» Your goal
Identify the lines bearing the string "space" and gather them.

» Material to process
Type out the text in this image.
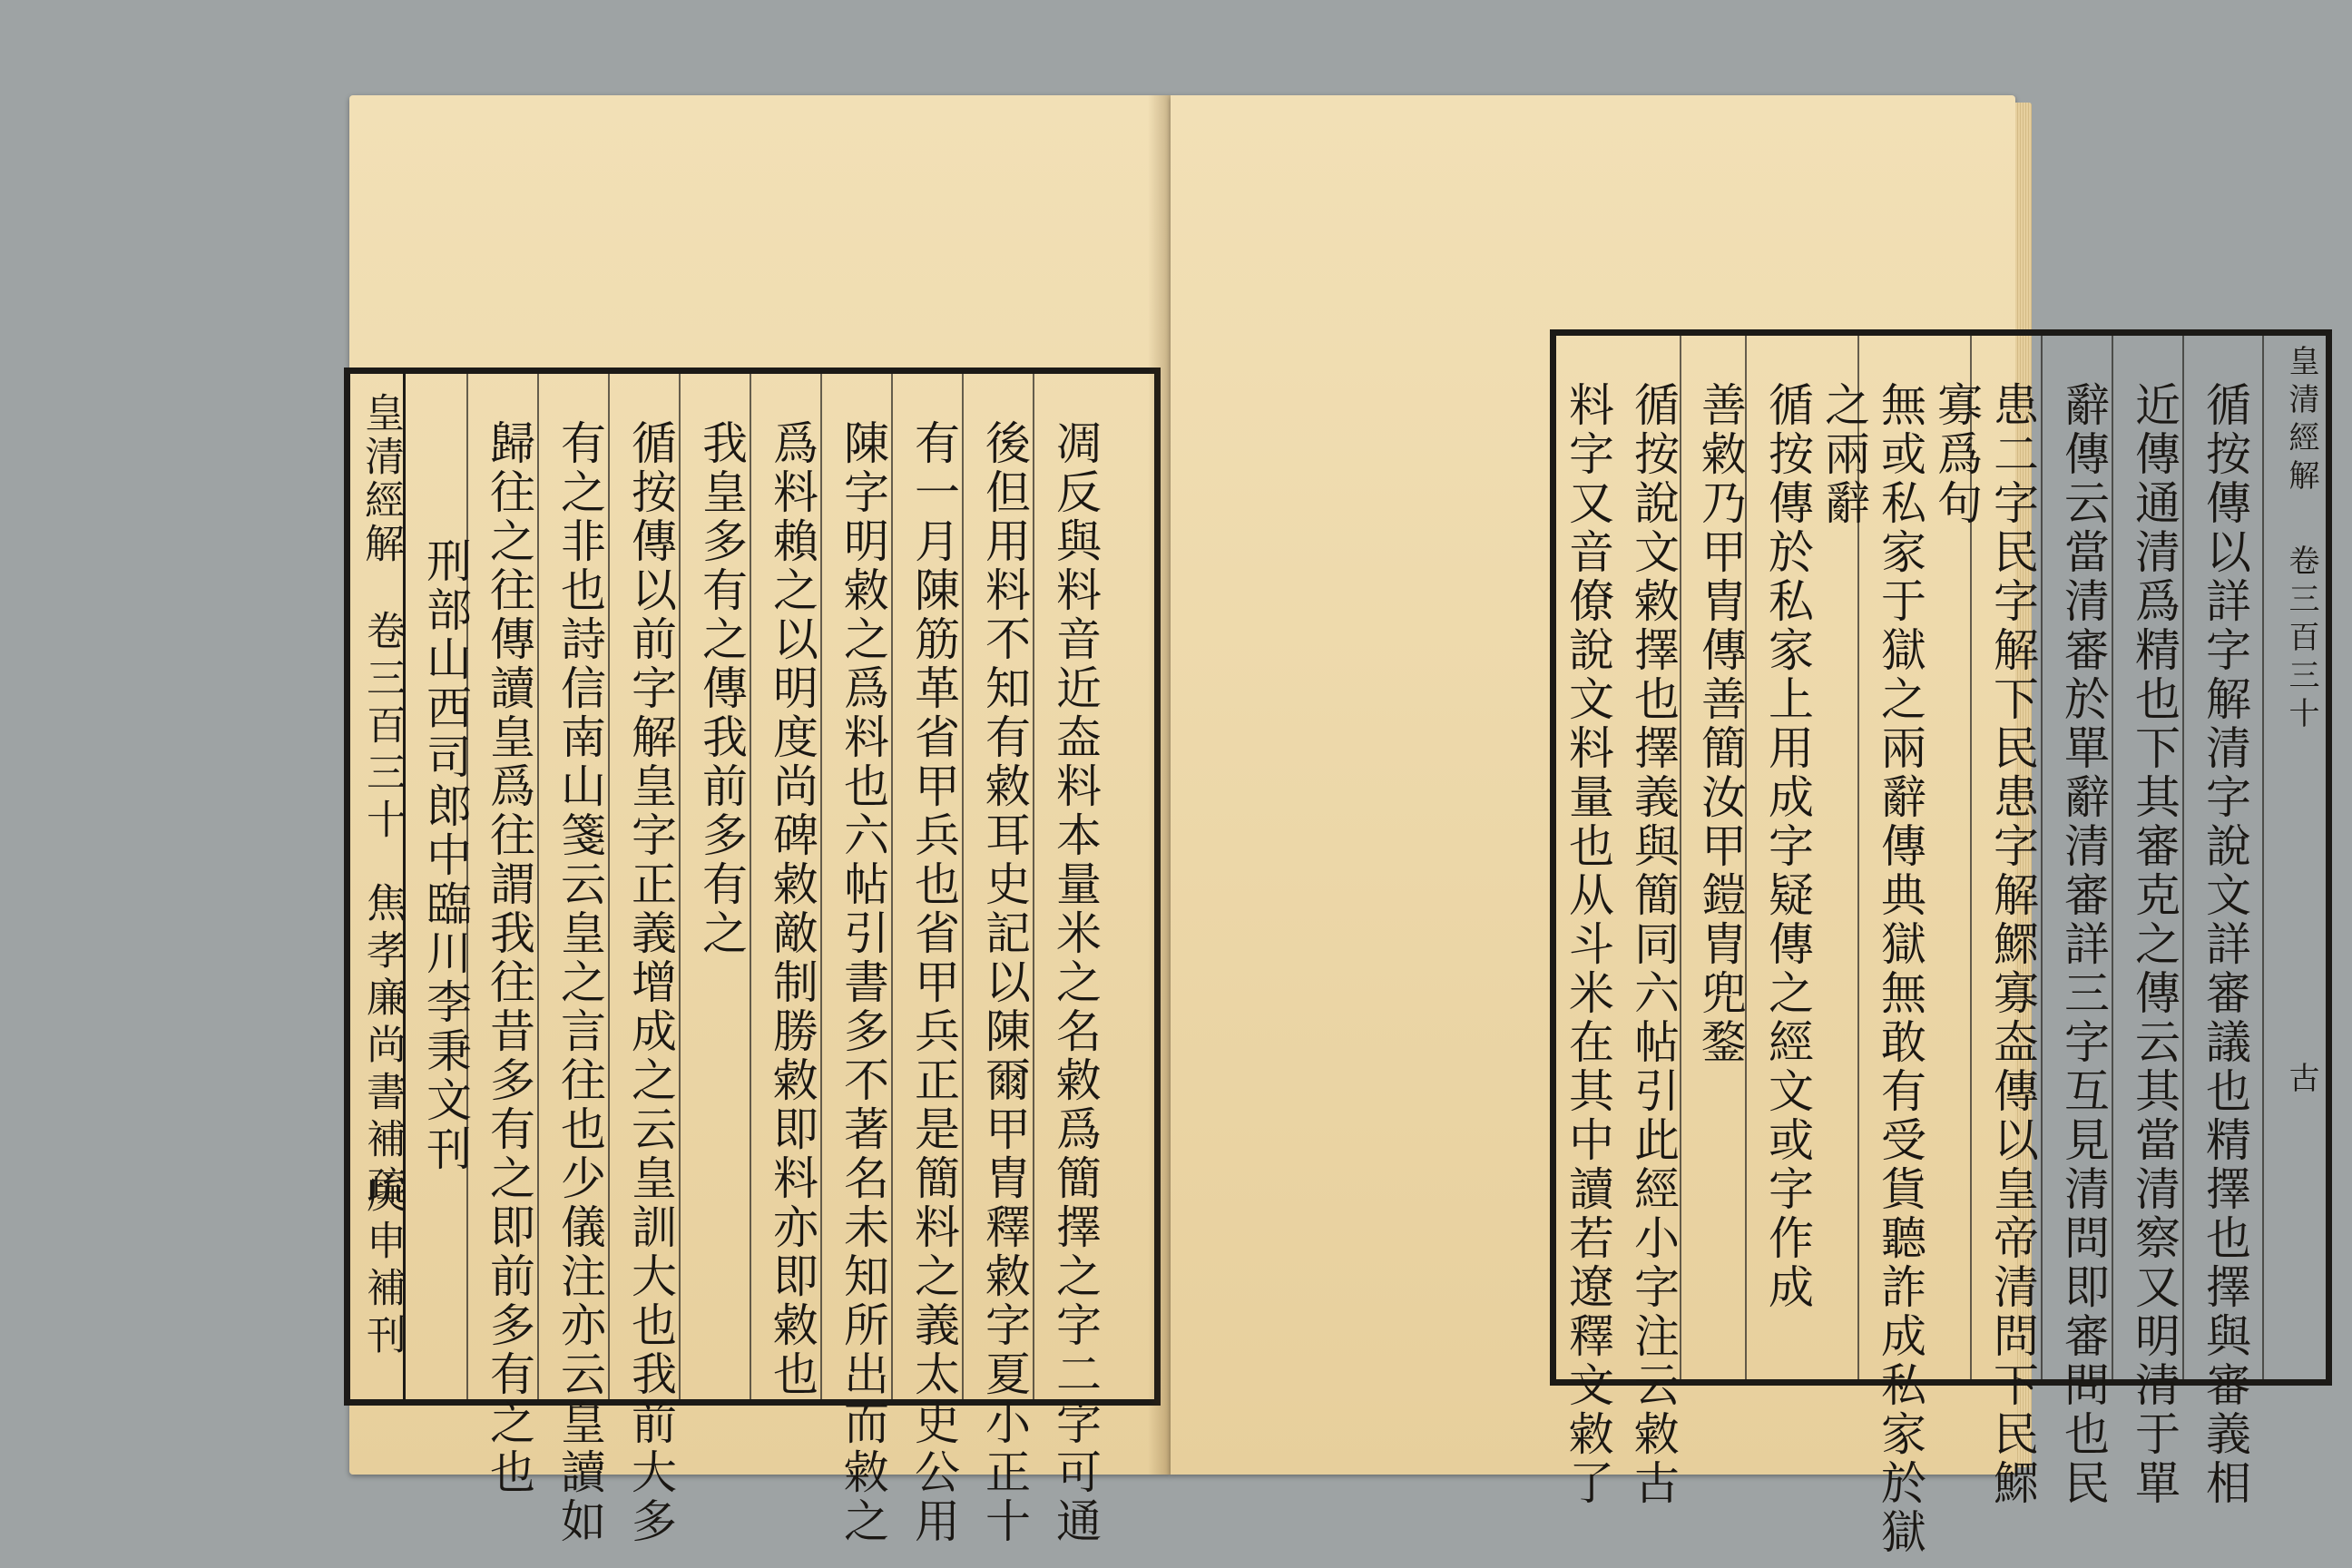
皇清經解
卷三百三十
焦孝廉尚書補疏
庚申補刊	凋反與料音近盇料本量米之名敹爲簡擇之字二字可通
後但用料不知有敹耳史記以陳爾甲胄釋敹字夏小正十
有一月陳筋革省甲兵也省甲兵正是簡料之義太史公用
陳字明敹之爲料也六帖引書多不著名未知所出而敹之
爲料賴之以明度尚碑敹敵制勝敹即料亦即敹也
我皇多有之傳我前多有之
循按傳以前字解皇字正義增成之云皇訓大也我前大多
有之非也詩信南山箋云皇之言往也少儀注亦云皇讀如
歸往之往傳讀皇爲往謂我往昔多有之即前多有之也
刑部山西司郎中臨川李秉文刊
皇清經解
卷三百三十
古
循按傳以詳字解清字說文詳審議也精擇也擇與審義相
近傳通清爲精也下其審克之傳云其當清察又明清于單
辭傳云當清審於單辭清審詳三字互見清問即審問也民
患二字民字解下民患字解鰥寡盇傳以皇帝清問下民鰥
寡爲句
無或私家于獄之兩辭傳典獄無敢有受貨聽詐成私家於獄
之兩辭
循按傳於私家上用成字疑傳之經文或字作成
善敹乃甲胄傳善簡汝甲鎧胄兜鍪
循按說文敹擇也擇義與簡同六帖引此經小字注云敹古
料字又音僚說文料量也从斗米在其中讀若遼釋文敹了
---
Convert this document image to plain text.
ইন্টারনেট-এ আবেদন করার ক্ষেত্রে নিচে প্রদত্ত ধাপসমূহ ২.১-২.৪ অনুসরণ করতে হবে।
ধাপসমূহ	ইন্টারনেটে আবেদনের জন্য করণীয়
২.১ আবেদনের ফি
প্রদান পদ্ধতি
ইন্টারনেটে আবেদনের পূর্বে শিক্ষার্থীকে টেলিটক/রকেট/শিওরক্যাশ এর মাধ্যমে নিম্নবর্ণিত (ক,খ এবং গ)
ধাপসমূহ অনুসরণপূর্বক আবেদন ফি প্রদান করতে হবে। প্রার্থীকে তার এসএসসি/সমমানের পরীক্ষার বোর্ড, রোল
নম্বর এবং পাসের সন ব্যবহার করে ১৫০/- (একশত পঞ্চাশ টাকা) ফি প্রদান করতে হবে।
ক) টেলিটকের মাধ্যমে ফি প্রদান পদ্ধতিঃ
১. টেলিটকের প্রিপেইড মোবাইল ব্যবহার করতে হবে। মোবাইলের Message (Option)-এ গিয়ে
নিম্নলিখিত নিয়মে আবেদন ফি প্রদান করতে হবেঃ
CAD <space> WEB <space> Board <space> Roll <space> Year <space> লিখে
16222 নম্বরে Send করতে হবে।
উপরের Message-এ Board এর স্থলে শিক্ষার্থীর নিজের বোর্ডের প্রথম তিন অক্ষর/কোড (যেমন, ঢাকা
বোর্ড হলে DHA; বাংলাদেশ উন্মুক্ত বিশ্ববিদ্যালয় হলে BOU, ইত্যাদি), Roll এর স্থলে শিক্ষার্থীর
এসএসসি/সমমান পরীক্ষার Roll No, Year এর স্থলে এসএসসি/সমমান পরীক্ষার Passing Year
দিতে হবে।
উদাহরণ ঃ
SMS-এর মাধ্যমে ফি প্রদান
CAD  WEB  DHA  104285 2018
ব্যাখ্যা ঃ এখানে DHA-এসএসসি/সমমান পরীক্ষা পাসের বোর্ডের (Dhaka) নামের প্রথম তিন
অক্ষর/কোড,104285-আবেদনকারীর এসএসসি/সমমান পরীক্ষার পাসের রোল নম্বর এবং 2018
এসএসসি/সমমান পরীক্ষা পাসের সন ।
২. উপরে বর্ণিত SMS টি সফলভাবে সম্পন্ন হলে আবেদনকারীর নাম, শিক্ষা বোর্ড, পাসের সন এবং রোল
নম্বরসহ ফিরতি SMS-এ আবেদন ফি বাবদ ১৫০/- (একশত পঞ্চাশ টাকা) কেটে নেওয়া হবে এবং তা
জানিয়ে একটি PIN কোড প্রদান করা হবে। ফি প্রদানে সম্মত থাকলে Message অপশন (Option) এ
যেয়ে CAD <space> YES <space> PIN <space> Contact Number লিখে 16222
--
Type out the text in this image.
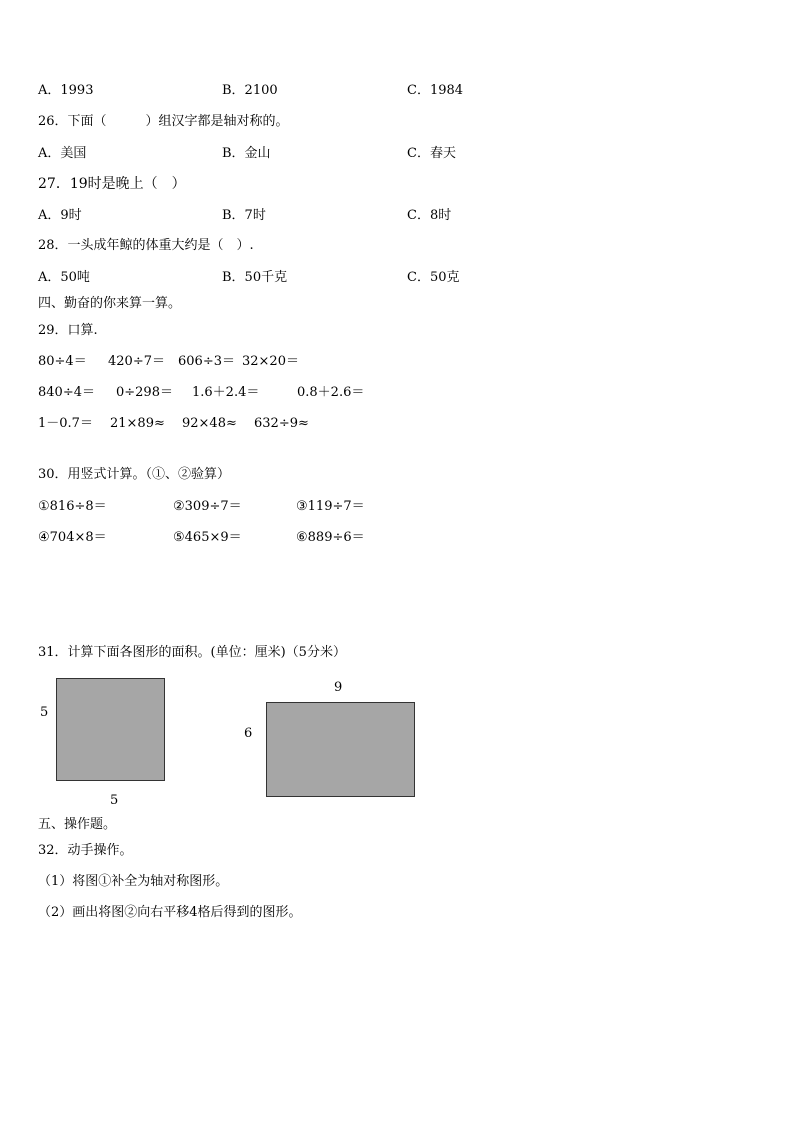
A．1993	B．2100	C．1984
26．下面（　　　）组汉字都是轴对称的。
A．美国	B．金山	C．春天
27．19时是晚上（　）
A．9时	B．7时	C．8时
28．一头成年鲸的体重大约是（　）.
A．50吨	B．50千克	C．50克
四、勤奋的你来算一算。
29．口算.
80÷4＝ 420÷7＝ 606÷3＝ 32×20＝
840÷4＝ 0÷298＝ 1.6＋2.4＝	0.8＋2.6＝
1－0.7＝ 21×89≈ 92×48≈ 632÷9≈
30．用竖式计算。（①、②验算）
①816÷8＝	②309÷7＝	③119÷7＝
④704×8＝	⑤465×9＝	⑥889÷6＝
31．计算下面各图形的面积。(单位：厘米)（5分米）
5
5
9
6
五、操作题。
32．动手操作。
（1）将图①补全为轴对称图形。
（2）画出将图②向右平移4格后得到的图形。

» Exercise output
CAD <space> WEB <space> Board <space> Roll <space> Year <space> লিখে
যেয়ে CAD <space> YES <space> PIN <space> Contact Number লিখে 16222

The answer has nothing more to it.